FRAGMENTO DE LA PÁGINA:

En primer lugar el hecho de que la condensación, así entendida, porta con ella una carga significativa de falta de libertad. ¿De dónde ha tomado su fuerza esta palabra que me conmueve? No lo sé. Ni siquiera sé que no lo sé: no me formulo tan siquiera esa pregunta. La palabra me posee. La pienso, la pronuncio, y me hace experimentar intensas sensaciones. De un modo que me gratifica, pero que de ninguna manera me hace feliz, estoy sujeto a ella, soy interpelado por ella. Pero no es esta la única relación con la palabra posible para mí.

REGISTROS:
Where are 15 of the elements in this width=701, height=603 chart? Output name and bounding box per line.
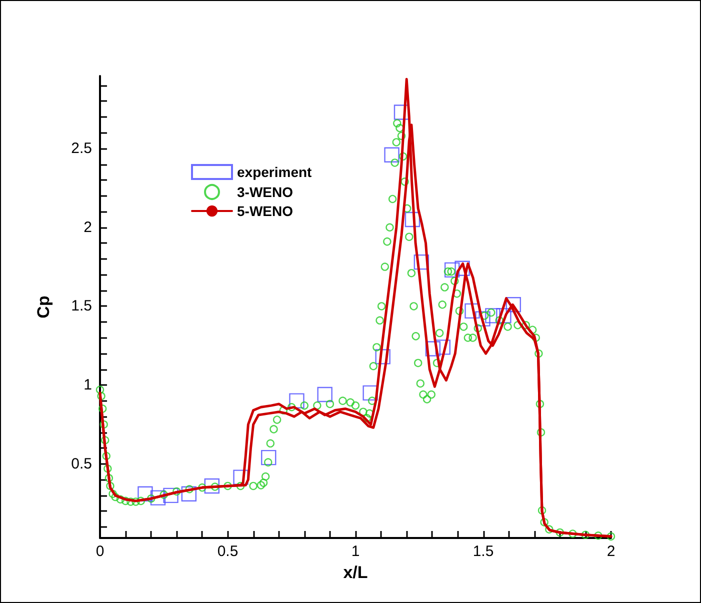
y-tick-label: 1.5 xyxy=(71,298,92,315)
legend-label: experiment xyxy=(237,164,312,180)
y-tick-label: 1 xyxy=(84,376,92,394)
x-tick-label: 0.5 xyxy=(217,543,238,560)
y-tick-label: 2 xyxy=(84,218,92,236)
x-tick-label: 0 xyxy=(96,543,104,560)
x-tick-label: 1.5 xyxy=(472,543,494,560)
y-axis-title: Cp xyxy=(34,296,53,318)
legend-label: 5-WENO xyxy=(237,203,294,219)
x-axis-title: x/L xyxy=(343,562,368,582)
x-tick-label: 2 xyxy=(606,543,616,560)
legend-label: 3-WENO xyxy=(237,184,294,200)
x-tick-label: 1 xyxy=(351,543,360,560)
y-tick-label: 2.5 xyxy=(71,140,92,158)
y-tick-label: 0.5 xyxy=(71,455,92,472)
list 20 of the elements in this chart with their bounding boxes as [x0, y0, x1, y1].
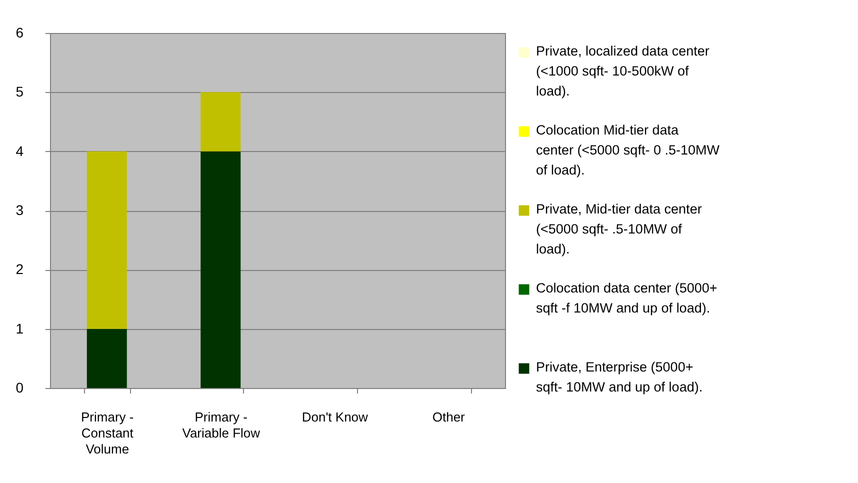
legend-label: Private, localized data center (<1000 sqft- 10-500kW of load). — [536, 44, 710, 98]
legend-label: Colocation Mid-tier data center (<5000 sqft- 0 .5-10MW of load). — [536, 122, 720, 178]
bar — [86, 151, 127, 329]
bar — [86, 328, 127, 388]
y-tick-label: 5 — [16, 84, 24, 100]
x-tick-label: Primary - Constant Volume — [81, 410, 134, 456]
x-tick-label: Don't Know — [302, 410, 369, 424]
y-tick-label: 3 — [16, 202, 24, 218]
x-tick-label: Primary - Variable Flow — [182, 410, 261, 440]
y-tick-label: 4 — [16, 142, 24, 159]
y-tick-label: 2 — [16, 261, 24, 278]
legend-label: Private, Mid-tier data center (<5000 sqft- .5-10MW of load). — [536, 202, 702, 256]
bar — [200, 92, 241, 152]
y-tick-label: 6 — [16, 24, 24, 40]
x-tick-label: Other — [432, 410, 466, 424]
legend-label: Private, Enterprise (5000+ sqft- 10MW and up of load). — [536, 360, 703, 394]
legend-label: Colocation data center (5000+ sqft -f 10MW and up of load). — [536, 280, 718, 316]
y-tick-label: 0 — [16, 380, 24, 396]
bar — [200, 151, 241, 388]
y-tick-label: 1 — [16, 320, 24, 336]
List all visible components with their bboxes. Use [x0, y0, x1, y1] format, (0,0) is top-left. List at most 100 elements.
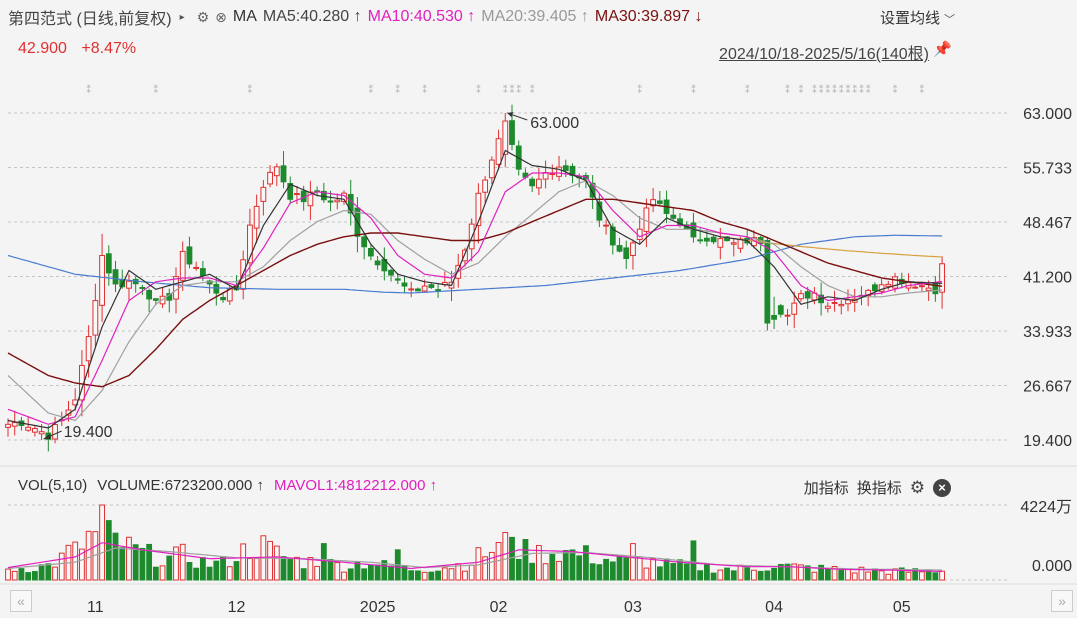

QUÉ HACER: Según el fragmento de la página, ¿qué carga porta consigo la condensación así entendida?

RESPUESTA: Una carga significativa de falta de libertad.